┌─ INFORMATION SHOWN

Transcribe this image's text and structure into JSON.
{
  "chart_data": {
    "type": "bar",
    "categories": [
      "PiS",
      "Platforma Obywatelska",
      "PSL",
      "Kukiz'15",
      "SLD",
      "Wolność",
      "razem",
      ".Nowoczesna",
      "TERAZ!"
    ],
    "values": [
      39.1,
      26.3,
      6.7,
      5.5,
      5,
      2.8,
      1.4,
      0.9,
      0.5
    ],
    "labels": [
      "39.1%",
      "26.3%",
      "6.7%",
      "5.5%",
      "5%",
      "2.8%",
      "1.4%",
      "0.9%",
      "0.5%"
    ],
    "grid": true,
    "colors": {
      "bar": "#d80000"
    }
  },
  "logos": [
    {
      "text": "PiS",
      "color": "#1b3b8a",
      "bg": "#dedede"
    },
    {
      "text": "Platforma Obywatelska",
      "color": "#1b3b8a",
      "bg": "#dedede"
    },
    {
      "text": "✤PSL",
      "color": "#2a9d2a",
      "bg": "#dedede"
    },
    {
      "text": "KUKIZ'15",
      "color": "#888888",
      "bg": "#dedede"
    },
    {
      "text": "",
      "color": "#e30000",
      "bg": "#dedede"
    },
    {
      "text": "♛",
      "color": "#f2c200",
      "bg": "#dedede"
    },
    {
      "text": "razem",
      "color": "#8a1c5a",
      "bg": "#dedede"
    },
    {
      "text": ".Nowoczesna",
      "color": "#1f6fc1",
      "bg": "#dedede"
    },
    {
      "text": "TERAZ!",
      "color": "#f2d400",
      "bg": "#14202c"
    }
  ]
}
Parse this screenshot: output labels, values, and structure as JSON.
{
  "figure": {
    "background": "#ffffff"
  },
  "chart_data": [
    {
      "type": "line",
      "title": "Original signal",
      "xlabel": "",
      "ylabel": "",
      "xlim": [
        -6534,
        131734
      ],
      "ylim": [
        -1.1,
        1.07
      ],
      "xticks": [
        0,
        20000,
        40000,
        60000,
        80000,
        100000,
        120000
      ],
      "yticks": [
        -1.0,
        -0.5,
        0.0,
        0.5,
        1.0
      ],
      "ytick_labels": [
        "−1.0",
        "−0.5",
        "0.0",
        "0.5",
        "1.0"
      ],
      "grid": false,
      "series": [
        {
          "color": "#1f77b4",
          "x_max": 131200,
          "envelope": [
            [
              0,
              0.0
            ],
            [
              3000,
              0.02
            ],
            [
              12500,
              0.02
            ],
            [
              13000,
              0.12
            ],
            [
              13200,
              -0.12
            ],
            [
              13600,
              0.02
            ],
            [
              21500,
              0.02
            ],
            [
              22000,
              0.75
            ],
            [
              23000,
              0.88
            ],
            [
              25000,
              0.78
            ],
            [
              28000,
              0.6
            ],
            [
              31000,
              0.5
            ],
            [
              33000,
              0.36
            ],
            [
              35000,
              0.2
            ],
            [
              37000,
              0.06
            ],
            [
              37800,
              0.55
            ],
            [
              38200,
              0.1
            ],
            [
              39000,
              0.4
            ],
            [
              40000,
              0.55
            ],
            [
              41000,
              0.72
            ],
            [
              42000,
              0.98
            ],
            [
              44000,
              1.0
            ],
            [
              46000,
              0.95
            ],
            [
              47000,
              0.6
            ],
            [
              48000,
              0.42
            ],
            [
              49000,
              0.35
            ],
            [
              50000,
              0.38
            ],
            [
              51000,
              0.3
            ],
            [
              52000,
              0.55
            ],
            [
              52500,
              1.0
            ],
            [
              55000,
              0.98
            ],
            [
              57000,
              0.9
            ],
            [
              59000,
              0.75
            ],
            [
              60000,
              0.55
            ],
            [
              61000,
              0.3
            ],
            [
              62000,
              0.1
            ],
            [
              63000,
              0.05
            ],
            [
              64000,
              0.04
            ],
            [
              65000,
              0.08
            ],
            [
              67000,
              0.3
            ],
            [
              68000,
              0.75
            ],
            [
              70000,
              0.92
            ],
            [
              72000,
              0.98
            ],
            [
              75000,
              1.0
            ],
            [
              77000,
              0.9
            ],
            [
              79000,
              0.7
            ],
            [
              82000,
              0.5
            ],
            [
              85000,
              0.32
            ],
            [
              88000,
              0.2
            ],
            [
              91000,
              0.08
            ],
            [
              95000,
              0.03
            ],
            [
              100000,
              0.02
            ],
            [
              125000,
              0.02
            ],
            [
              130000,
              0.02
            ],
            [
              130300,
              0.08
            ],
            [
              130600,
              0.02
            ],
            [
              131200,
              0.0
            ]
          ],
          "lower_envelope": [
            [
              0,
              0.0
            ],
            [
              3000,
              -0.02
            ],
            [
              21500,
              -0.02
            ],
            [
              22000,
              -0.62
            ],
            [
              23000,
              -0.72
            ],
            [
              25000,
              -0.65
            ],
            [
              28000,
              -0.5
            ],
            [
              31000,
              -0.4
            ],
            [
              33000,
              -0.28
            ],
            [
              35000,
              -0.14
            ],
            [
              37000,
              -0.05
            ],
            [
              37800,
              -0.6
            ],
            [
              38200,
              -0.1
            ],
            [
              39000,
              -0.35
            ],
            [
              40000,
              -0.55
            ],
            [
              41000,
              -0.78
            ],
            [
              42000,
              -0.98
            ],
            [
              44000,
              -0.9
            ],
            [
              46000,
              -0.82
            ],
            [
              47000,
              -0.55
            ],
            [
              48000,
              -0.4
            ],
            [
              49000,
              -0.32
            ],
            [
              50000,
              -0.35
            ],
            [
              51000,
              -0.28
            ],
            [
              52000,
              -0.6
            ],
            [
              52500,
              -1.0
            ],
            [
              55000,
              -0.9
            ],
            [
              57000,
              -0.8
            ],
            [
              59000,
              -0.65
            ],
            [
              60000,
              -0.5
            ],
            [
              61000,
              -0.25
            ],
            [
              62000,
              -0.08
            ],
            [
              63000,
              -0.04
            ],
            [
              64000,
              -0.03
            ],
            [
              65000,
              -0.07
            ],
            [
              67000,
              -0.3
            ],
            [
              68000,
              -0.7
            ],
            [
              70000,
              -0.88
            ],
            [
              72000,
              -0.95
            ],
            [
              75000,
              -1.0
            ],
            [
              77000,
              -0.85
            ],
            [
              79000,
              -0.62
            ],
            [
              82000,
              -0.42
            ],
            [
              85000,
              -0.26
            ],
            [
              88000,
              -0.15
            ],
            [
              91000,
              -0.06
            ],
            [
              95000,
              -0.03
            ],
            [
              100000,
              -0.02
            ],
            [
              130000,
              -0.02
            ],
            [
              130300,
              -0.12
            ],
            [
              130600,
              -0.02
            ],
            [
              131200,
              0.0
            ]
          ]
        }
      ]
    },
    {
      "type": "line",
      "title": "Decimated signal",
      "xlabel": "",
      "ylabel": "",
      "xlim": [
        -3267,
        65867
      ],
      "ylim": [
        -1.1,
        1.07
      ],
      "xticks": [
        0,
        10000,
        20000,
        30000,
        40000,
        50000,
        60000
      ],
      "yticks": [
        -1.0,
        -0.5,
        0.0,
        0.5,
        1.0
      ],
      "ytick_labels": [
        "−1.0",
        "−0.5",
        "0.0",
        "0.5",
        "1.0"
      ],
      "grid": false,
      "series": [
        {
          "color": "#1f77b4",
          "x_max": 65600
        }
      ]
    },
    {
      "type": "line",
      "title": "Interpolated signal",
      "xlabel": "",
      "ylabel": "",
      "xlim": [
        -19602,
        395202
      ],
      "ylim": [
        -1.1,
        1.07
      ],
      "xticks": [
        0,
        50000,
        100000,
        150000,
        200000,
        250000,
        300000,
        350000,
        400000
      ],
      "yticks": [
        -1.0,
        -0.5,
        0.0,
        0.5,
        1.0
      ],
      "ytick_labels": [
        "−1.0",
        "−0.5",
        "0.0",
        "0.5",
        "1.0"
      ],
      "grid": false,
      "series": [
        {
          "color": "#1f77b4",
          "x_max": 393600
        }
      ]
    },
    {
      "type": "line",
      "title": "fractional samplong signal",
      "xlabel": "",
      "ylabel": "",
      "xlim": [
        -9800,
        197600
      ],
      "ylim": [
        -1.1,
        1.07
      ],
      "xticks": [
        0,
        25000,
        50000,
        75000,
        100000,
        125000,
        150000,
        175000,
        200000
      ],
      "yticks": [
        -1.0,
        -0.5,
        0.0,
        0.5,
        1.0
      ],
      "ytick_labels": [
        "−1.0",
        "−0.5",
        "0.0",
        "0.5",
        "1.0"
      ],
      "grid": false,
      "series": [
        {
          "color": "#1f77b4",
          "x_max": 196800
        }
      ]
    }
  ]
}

└─

TO BE DONE: From the listing, copy each line containing the word "this".

EXERCISE SOLUTION:
Transcribe this image's text and structure into JSON.
Parse this screenshot: output labels, values, and structure as JSON.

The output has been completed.